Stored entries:
***
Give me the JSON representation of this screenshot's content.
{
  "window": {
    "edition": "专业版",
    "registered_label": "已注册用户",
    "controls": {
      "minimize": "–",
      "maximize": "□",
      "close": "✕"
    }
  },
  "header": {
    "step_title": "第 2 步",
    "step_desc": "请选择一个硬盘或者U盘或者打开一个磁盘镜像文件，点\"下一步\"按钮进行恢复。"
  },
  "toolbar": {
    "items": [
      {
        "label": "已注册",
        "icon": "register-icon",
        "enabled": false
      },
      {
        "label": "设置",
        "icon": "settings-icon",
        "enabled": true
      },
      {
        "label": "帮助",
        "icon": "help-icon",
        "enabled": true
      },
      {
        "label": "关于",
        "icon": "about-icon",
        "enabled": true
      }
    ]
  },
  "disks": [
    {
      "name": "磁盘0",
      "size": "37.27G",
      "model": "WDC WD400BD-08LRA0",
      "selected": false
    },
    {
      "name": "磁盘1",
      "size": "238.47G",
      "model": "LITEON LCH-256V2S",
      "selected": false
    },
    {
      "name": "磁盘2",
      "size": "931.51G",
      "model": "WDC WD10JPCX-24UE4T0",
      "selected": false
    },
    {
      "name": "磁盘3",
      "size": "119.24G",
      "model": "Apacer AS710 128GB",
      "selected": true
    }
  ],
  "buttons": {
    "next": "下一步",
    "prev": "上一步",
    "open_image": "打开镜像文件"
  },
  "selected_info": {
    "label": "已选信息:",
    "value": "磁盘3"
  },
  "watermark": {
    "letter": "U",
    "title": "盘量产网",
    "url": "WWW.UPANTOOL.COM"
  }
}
***
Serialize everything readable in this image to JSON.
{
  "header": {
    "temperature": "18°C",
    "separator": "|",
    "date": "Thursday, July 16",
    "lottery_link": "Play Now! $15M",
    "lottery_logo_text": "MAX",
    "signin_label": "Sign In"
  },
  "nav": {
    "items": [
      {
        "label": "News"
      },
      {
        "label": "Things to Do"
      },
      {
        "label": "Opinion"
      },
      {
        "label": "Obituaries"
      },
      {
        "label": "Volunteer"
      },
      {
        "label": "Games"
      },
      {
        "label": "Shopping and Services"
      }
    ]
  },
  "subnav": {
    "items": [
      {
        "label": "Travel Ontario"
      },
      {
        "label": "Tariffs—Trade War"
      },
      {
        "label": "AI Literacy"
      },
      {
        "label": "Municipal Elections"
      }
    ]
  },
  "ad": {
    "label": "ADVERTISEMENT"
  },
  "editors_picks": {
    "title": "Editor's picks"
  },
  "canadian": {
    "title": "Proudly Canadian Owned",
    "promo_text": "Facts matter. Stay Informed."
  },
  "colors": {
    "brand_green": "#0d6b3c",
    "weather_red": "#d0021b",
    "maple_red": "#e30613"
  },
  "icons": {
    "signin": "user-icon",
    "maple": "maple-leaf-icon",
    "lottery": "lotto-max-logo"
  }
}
***
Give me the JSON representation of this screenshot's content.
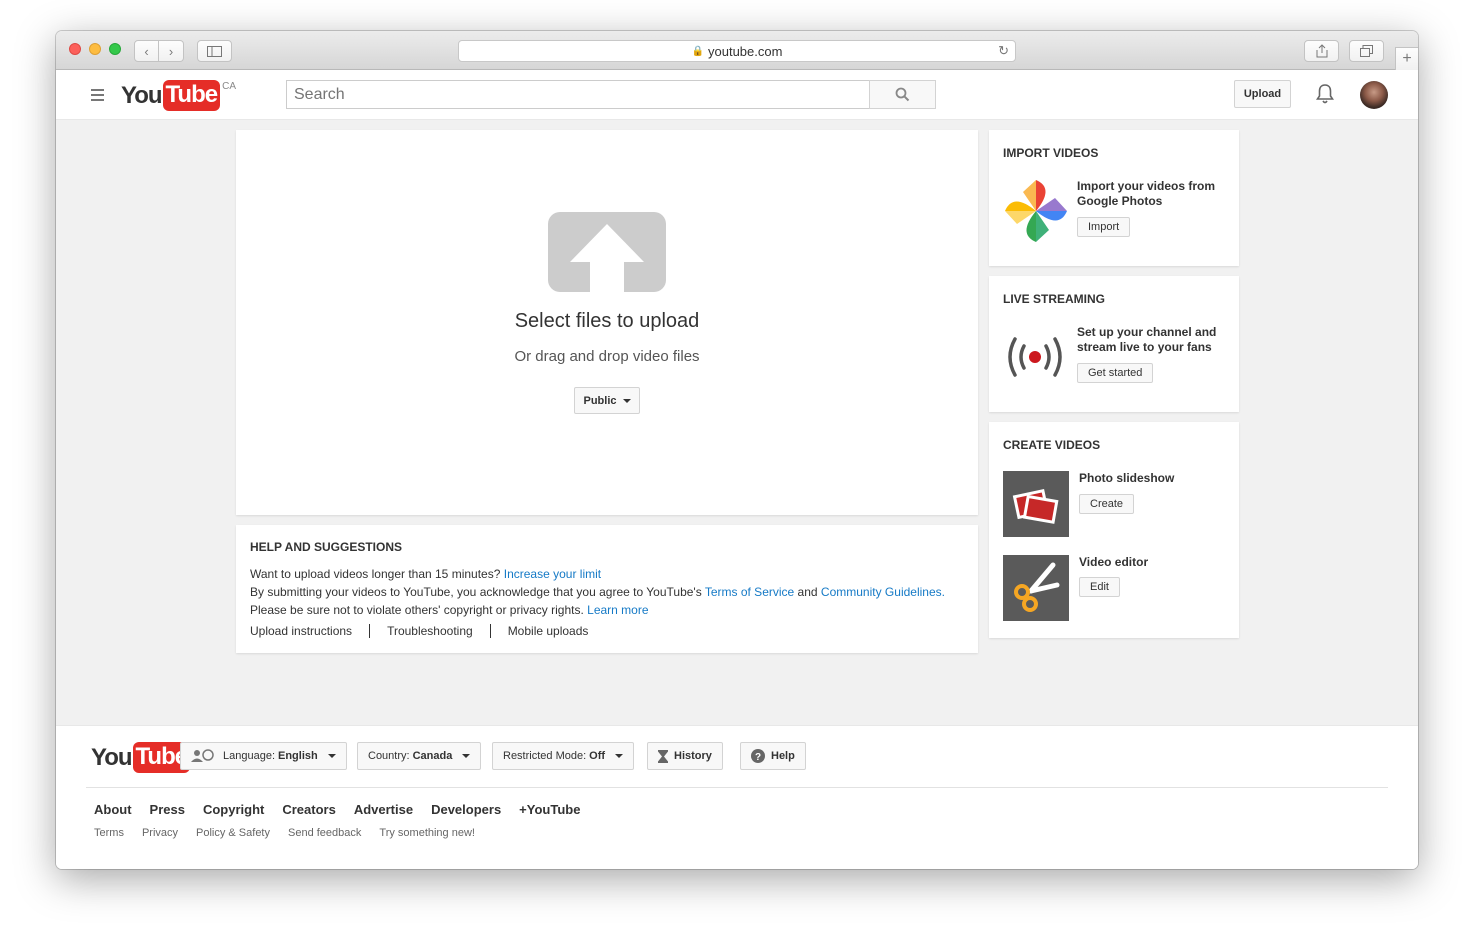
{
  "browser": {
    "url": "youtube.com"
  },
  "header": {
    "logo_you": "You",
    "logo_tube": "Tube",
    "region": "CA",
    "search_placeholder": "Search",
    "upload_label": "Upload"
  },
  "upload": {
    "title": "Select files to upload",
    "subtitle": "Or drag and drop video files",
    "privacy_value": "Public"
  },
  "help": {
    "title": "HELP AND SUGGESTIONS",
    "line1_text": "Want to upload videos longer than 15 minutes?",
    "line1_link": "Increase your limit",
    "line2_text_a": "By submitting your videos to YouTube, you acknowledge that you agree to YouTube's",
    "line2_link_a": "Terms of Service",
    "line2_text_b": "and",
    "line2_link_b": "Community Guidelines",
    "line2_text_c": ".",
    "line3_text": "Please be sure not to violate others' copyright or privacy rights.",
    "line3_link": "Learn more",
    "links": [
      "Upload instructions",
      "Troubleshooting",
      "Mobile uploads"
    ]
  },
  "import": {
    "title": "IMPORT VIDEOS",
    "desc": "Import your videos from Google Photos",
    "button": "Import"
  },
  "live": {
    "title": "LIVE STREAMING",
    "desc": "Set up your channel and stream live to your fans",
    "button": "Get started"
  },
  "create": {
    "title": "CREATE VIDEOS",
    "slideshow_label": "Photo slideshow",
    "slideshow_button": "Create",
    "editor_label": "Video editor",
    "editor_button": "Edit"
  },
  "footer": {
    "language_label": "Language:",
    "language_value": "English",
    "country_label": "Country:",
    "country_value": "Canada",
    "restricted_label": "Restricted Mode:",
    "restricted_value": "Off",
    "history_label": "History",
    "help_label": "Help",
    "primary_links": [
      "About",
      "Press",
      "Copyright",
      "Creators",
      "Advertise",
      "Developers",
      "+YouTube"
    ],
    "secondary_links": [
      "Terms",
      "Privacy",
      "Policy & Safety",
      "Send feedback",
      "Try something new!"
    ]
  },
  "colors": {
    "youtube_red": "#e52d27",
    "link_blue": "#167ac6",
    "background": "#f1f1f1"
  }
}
***
Objective:
Scan the listing above. Collect all lines with the word "model".

Correct output:
      "model": "WDC WD400BD-08LRA0",
      "model": "LITEON LCH-256V2S",
      "model": "WDC WD10JPCX-24UE4T0",
      "model": "Apacer AS710 128GB",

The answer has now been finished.